■ Stated goal ■
Which lines hold the word "this"? Copy each of them.

■ Records supplied ■
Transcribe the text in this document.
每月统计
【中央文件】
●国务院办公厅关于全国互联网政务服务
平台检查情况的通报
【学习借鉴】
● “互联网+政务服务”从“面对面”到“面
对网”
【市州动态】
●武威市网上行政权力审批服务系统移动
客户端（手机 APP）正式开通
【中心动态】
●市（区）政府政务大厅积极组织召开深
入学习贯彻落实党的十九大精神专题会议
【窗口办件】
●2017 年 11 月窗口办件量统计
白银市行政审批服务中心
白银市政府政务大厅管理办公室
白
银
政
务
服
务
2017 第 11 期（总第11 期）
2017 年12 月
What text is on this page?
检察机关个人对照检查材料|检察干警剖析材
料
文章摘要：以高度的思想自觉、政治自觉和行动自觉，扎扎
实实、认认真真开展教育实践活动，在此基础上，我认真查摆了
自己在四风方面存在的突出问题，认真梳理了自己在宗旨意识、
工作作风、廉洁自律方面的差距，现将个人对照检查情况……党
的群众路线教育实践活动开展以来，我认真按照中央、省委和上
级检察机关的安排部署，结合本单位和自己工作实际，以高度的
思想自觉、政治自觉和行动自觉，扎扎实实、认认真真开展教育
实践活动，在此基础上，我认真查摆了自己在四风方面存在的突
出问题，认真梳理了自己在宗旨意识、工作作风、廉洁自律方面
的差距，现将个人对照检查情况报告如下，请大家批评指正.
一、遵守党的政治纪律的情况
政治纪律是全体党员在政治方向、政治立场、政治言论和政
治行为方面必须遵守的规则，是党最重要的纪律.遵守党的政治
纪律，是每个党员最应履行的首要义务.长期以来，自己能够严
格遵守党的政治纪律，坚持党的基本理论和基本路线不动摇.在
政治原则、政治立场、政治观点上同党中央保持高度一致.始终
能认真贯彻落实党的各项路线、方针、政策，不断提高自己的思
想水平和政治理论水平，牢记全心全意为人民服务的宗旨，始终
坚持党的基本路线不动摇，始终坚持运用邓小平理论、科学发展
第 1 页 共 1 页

■ Answer below ■
Transcribe the text in this document.
What text is on this page?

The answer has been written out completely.